=== Data shown ===

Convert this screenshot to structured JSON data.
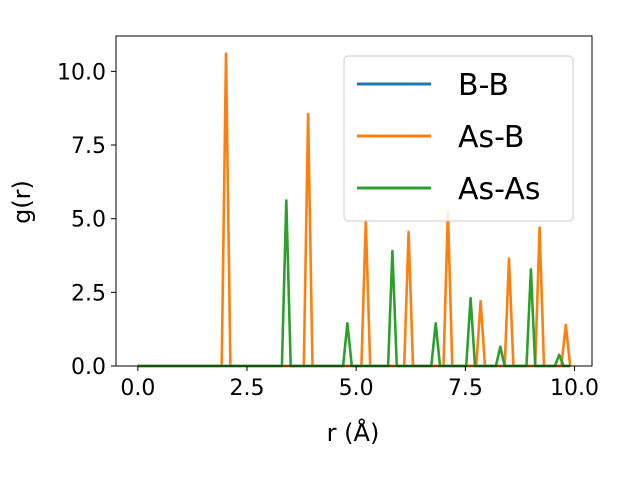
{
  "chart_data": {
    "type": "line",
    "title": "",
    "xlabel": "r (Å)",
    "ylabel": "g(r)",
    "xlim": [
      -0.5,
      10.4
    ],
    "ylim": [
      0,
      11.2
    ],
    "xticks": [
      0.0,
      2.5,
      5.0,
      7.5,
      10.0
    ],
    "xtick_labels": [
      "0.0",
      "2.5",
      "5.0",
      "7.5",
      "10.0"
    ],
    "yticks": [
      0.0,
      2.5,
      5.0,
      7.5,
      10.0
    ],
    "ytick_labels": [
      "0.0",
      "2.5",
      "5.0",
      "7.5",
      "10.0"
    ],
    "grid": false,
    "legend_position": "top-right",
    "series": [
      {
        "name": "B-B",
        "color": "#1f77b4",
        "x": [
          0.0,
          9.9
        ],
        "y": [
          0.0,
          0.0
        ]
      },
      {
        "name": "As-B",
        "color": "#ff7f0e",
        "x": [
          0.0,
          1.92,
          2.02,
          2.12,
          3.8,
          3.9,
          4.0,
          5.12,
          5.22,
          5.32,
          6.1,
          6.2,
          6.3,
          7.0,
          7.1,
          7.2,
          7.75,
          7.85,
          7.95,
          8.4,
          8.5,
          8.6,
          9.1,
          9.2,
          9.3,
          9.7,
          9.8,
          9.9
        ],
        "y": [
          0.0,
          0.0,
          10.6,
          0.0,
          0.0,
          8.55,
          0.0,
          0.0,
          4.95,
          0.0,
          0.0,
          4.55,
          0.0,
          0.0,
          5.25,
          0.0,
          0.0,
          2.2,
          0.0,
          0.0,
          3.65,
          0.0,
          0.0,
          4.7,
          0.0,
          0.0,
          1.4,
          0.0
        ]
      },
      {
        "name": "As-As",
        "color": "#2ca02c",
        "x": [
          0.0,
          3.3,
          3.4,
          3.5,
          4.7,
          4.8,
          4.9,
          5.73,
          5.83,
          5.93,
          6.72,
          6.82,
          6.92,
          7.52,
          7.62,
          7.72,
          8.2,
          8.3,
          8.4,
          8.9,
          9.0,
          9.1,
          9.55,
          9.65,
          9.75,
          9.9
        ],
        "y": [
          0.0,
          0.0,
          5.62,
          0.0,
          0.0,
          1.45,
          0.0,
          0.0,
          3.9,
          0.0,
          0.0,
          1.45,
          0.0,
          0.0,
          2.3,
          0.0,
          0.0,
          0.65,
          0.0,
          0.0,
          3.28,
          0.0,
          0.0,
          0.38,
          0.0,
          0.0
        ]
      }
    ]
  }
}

===
=== Data shown ===

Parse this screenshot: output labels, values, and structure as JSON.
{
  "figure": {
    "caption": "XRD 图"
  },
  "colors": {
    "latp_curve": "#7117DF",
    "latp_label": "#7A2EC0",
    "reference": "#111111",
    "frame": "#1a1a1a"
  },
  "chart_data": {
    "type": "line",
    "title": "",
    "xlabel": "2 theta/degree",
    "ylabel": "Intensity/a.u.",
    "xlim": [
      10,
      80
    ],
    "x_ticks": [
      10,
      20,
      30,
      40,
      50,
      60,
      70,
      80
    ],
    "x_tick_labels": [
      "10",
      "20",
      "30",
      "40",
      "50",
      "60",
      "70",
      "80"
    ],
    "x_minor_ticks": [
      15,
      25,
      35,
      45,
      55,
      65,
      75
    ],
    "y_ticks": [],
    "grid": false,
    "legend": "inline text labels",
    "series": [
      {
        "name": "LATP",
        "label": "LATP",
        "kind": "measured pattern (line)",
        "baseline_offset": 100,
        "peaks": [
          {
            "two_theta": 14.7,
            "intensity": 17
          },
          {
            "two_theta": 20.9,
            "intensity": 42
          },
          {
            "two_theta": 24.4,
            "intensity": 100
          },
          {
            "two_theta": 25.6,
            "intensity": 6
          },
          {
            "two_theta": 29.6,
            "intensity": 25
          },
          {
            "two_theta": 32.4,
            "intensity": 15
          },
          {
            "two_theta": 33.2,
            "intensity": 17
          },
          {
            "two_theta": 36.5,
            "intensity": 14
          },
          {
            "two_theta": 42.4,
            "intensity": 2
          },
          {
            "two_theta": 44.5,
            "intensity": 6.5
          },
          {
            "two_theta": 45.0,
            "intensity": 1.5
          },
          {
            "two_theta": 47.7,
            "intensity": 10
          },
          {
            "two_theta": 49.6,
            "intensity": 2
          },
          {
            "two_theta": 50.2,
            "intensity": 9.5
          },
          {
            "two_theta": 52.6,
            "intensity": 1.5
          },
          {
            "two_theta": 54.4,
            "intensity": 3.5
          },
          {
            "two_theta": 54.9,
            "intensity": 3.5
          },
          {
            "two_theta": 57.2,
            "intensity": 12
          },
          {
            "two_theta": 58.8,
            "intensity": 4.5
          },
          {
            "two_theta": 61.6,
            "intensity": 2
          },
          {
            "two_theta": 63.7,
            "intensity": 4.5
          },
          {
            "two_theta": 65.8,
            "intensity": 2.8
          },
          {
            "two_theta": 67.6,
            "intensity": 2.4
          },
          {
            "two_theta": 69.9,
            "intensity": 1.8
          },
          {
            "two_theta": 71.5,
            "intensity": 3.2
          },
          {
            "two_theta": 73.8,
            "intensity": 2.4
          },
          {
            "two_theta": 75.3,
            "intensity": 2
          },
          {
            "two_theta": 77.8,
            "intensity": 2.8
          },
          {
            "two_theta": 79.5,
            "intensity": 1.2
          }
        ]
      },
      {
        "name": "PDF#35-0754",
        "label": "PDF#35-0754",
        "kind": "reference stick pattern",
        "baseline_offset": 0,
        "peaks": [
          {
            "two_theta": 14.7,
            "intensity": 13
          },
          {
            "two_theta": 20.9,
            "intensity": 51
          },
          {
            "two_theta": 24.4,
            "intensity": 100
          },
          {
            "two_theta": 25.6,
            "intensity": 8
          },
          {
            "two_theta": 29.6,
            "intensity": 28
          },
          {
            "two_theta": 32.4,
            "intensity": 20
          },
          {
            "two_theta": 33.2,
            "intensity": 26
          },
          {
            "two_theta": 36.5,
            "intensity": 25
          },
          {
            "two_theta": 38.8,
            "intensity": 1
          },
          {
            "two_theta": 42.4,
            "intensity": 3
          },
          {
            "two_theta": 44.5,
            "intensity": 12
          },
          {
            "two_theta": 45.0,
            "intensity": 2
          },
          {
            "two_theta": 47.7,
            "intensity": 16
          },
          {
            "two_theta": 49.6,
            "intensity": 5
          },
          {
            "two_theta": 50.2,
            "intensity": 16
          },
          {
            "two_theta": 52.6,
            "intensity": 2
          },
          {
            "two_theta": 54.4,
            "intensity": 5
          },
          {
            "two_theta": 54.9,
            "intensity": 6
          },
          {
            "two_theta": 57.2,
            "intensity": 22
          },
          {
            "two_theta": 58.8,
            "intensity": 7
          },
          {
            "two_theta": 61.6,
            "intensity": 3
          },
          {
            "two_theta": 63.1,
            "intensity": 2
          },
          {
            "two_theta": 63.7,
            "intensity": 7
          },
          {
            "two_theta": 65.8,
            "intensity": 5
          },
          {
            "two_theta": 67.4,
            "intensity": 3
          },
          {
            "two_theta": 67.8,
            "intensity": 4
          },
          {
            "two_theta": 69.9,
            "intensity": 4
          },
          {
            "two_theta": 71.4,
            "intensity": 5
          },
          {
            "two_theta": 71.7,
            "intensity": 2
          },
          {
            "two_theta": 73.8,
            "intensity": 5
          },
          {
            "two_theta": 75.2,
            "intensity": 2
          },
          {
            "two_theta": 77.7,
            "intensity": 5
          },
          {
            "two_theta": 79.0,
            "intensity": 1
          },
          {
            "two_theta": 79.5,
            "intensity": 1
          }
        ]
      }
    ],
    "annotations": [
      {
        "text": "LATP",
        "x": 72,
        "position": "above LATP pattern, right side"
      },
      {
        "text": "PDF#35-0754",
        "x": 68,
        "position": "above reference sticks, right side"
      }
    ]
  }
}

===

■ **Instructions for the task**
Copy the lines from the entries above in which the word "right" appears.

■ **Worked solution**
    "legend_position": "top-right",
        "position": "above LATP pattern, right side"
        "position": "above reference sticks, right side"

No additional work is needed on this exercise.